#### Objective
Return each entry exactly, omitting nothing.

** start Records for the exercise **

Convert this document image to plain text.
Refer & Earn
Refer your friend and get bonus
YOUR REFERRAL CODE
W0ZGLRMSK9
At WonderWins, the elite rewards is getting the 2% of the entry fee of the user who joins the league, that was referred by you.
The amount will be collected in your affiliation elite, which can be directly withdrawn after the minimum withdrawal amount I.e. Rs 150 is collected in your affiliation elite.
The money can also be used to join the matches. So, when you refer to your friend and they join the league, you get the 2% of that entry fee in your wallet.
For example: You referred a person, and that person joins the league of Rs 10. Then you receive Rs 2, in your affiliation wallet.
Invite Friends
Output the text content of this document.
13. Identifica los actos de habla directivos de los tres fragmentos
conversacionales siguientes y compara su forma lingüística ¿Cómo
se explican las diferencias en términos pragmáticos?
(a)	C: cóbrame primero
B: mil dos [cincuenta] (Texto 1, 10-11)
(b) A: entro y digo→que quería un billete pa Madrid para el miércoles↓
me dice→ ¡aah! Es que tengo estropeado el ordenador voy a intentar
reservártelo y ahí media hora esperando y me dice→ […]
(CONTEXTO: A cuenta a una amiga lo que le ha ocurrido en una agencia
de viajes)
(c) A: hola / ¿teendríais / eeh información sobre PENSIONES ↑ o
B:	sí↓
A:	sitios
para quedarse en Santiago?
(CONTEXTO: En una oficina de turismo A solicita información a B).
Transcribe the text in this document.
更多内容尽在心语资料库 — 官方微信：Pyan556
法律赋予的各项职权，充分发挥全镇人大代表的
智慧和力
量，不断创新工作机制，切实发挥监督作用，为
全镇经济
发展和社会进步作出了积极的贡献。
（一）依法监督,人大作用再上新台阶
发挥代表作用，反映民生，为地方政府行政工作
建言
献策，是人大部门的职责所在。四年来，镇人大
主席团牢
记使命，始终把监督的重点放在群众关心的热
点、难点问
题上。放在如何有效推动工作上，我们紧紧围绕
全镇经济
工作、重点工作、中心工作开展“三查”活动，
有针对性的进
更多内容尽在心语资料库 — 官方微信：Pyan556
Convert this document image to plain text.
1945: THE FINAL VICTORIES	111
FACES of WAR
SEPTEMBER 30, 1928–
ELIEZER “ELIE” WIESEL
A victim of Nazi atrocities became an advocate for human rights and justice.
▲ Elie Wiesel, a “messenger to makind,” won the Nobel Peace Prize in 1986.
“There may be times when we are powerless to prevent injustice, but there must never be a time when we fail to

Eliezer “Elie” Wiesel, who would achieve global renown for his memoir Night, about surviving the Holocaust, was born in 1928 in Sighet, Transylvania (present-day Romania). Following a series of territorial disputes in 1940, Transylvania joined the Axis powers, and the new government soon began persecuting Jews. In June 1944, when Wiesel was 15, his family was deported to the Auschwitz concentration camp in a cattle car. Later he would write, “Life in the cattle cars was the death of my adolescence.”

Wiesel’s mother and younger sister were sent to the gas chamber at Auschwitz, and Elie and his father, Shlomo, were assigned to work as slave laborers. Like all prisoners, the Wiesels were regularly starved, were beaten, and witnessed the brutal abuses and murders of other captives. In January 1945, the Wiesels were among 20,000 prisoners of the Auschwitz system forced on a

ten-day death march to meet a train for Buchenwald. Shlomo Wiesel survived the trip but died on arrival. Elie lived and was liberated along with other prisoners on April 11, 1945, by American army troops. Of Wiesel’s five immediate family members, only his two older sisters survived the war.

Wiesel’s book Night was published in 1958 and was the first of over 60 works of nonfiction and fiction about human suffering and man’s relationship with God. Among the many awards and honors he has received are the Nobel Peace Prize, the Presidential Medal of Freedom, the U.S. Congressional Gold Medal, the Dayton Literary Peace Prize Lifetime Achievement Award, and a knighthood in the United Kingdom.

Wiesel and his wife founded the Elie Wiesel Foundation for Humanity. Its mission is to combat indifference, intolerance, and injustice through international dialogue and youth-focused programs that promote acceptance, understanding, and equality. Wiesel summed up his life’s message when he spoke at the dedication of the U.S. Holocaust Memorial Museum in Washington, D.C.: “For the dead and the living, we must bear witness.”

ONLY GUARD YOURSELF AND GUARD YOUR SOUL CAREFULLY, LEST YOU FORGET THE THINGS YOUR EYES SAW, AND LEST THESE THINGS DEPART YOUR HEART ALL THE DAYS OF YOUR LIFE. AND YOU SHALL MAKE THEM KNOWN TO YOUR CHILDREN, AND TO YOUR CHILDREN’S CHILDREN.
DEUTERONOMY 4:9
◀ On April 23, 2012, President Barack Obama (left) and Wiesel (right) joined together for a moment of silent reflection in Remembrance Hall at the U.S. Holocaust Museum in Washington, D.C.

** end Records for the exercise **

#### Expected answer
Convert this document image to plain text.
Refer & Earn
Refer your friend and get bonus
YOUR REFERRAL CODE
W0ZGLRMSK9
At WonderWins, the elite rewards is getting the 2% of the entry fee of the user who joins the league, that was referred by you.
The amount will be collected in your affiliation elite, which can be directly withdrawn after the minimum withdrawal amount I.e. Rs 150 is collected in your affiliation elite.
The money can also be used to join the matches. So, when you refer to your friend and they join the league, you get the 2% of that entry fee in your wallet.
For example: You referred a person, and that person joins the league of Rs 10. Then you receive Rs 2, in your affiliation wallet.
Invite Friends
Output the text content of this document.
13. Identifica los actos de habla directivos de los tres fragmentos
conversacionales siguientes y compara su forma lingüística ¿Cómo
se explican las diferencias en términos pragmáticos?
(a)	C: cóbrame primero
B: mil dos [cincuenta] (Texto 1, 10-11)
(b) A: entro y digo→que quería un billete pa Madrid para el miércoles↓
me dice→ ¡aah! Es que tengo estropeado el ordenador voy a intentar
reservártelo y ahí media hora esperando y me dice→ […]
(CONTEXTO: A cuenta a una amiga lo que le ha ocurrido en una agencia
de viajes)
(c) A: hola / ¿teendríais / eeh información sobre PENSIONES ↑ o
B:	sí↓
A:	sitios
para quedarse en Santiago?
(CONTEXTO: En una oficina de turismo A solicita información a B).
Transcribe the text in this document.
更多内容尽在心语资料库 — 官方微信：Pyan556
法律赋予的各项职权，充分发挥全镇人大代表的
智慧和力
量，不断创新工作机制，切实发挥监督作用，为
全镇经济
发展和社会进步作出了积极的贡献。
（一）依法监督,人大作用再上新台阶
发挥代表作用，反映民生，为地方政府行政工作
建言
献策，是人大部门的职责所在。四年来，镇人大
主席团牢
记使命，始终把监督的重点放在群众关心的热
点、难点问
题上。放在如何有效推动工作上，我们紧紧围绕
全镇经济
工作、重点工作、中心工作开展“三查”活动，
有针对性的进
更多内容尽在心语资料库 — 官方微信：Pyan556
Convert this document image to plain text.
1945: THE FINAL VICTORIES	111
FACES of WAR
SEPTEMBER 30, 1928–
ELIEZER “ELIE” WIESEL
A victim of Nazi atrocities became an advocate for human rights and justice.
▲ Elie Wiesel, a “messenger to makind,” won the Nobel Peace Prize in 1986.
“There may be times when we are powerless to prevent injustice, but there must never be a time when we fail to

Eliezer “Elie” Wiesel, who would achieve global renown for his memoir Night, about surviving the Holocaust, was born in 1928 in Sighet, Transylvania (present-day Romania). Following a series of territorial disputes in 1940, Transylvania joined the Axis powers, and the new government soon began persecuting Jews. In June 1944, when Wiesel was 15, his family was deported to the Auschwitz concentration camp in a cattle car. Later he would write, “Life in the cattle cars was the death of my adolescence.”

Wiesel’s mother and younger sister were sent to the gas chamber at Auschwitz, and Elie and his father, Shlomo, were assigned to work as slave laborers. Like all prisoners, the Wiesels were regularly starved, were beaten, and witnessed the brutal abuses and murders of other captives. In January 1945, the Wiesels were among 20,000 prisoners of the Auschwitz system forced on a

ten-day death march to meet a train for Buchenwald. Shlomo Wiesel survived the trip but died on arrival. Elie lived and was liberated along with other prisoners on April 11, 1945, by American army troops. Of Wiesel’s five immediate family members, only his two older sisters survived the war.

Wiesel’s book Night was published in 1958 and was the first of over 60 works of nonfiction and fiction about human suffering and man’s relationship with God. Among the many awards and honors he has received are the Nobel Peace Prize, the Presidential Medal of Freedom, the U.S. Congressional Gold Medal, the Dayton Literary Peace Prize Lifetime Achievement Award, and a knighthood in the United Kingdom.

Wiesel and his wife founded the Elie Wiesel Foundation for Humanity. Its mission is to combat indifference, intolerance, and injustice through international dialogue and youth-focused programs that promote acceptance, understanding, and equality. Wiesel summed up his life’s message when he spoke at the dedication of the U.S. Holocaust Memorial Museum in Washington, D.C.: “For the dead and the living, we must bear witness.”

ONLY GUARD YOURSELF AND GUARD YOUR SOUL CAREFULLY, LEST YOU FORGET THE THINGS YOUR EYES SAW, AND LEST THESE THINGS DEPART YOUR HEART ALL THE DAYS OF YOUR LIFE. AND YOU SHALL MAKE THEM KNOWN TO YOUR CHILDREN, AND TO YOUR CHILDREN’S CHILDREN.
DEUTERONOMY 4:9
◀ On April 23, 2012, President Barack Obama (left) and Wiesel (right) joined together for a moment of silent reflection in Remembrance Hall at the U.S. Holocaust Museum in Washington, D.C.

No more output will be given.